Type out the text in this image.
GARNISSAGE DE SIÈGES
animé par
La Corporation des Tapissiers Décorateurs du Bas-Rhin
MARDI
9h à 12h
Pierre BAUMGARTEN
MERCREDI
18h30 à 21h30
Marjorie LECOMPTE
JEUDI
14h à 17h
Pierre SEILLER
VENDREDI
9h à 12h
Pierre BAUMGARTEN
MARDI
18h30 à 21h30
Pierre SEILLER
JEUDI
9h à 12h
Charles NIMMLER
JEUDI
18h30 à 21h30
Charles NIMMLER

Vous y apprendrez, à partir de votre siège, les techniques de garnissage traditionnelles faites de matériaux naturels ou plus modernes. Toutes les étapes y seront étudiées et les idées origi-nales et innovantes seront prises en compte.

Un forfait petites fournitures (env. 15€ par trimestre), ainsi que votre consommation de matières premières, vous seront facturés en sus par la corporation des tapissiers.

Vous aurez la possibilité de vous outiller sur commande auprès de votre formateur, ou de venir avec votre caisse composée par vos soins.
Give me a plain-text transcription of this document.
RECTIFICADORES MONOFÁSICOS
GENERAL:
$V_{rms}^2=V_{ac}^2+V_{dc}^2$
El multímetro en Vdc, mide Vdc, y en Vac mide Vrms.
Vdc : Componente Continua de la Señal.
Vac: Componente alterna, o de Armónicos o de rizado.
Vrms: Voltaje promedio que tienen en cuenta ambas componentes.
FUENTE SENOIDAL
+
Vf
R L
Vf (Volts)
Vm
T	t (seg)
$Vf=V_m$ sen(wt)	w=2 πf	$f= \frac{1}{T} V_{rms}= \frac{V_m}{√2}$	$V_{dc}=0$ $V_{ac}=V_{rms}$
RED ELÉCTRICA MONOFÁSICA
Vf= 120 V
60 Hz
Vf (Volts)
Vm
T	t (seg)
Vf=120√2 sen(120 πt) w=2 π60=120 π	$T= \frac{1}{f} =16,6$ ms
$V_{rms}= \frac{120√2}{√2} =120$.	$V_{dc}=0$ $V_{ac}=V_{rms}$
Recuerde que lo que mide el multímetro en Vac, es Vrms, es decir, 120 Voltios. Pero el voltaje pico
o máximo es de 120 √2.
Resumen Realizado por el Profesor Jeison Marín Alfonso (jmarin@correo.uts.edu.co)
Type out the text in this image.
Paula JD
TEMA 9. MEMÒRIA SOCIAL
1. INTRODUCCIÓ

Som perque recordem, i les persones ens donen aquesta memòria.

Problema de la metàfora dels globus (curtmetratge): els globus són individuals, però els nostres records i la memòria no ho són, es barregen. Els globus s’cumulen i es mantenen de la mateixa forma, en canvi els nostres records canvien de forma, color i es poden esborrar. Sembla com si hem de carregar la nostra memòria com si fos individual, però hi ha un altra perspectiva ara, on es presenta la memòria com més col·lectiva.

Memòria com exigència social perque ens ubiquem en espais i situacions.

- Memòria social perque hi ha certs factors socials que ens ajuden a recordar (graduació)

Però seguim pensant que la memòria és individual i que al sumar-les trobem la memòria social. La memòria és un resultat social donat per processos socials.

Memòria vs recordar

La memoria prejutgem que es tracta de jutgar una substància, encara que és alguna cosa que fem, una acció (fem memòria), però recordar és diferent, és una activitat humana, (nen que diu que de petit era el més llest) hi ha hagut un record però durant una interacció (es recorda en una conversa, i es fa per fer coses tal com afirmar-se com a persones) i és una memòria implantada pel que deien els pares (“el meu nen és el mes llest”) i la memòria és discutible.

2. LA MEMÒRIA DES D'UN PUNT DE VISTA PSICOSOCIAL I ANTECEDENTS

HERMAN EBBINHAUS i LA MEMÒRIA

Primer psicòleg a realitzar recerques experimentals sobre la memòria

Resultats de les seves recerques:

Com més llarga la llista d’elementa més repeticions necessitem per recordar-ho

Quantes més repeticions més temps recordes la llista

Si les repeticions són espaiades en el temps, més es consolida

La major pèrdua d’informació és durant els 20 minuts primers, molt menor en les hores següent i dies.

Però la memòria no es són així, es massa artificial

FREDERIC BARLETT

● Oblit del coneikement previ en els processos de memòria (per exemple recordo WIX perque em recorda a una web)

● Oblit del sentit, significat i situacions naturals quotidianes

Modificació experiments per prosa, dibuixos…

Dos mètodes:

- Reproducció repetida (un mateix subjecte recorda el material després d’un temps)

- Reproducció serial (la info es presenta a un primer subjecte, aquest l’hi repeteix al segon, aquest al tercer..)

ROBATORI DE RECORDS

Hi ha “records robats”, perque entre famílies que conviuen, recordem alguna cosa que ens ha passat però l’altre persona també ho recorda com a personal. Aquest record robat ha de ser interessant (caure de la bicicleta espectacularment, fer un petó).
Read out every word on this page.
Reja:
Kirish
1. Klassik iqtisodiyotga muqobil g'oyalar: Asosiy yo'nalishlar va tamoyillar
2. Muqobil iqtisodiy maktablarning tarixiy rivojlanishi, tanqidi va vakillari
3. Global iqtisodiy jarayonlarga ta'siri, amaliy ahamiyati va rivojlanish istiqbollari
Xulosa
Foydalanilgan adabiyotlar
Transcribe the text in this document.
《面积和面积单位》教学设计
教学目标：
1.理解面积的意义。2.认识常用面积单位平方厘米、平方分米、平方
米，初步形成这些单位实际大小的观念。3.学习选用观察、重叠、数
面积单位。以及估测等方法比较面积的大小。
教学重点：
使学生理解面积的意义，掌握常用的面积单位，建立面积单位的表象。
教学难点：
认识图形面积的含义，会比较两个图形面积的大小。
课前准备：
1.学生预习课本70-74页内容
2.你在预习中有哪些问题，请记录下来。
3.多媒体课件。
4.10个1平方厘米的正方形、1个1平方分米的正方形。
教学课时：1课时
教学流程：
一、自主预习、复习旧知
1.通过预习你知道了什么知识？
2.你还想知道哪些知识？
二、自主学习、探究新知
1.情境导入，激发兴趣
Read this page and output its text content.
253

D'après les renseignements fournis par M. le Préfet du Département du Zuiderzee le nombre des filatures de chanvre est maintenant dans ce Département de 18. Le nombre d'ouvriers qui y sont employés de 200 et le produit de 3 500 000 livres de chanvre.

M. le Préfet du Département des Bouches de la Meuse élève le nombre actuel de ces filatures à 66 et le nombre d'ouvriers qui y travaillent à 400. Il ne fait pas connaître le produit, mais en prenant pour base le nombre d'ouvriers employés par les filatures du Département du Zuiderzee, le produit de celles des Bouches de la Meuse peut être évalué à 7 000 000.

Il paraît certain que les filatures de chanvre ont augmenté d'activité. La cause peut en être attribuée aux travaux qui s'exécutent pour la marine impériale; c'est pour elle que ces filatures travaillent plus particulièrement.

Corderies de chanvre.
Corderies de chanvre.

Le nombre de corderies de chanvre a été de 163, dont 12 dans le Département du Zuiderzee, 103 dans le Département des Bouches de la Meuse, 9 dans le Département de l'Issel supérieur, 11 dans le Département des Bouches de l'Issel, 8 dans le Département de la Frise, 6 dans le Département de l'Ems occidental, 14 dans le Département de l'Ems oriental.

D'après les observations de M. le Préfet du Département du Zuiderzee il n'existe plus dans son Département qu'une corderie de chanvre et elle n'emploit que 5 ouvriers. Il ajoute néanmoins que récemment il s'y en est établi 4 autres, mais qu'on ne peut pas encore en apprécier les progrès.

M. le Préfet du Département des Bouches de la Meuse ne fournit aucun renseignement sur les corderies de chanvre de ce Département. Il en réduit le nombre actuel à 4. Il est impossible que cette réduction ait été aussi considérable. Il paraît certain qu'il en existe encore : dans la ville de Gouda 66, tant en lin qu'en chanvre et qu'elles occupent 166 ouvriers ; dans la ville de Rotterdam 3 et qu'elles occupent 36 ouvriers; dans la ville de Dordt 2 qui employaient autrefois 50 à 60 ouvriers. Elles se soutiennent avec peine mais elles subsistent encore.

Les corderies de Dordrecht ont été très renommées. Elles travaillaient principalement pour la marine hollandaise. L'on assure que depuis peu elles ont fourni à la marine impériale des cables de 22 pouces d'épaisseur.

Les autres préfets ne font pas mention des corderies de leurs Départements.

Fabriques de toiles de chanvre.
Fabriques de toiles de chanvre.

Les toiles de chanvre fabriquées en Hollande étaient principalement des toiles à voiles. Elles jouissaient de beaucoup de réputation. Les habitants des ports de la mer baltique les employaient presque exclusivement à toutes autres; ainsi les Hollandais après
################
**AIM**
Gather every line from the listing above in which the word "socials" appears.

**SOLUTION**
- Memòria social perque hi ha certs factors socials que ens ajuden a recordar (graduació)
Però seguim pensant que la memòria és individual i que al sumar-les trobem la memòria social. La memòria és un resultat social donat per processos socials.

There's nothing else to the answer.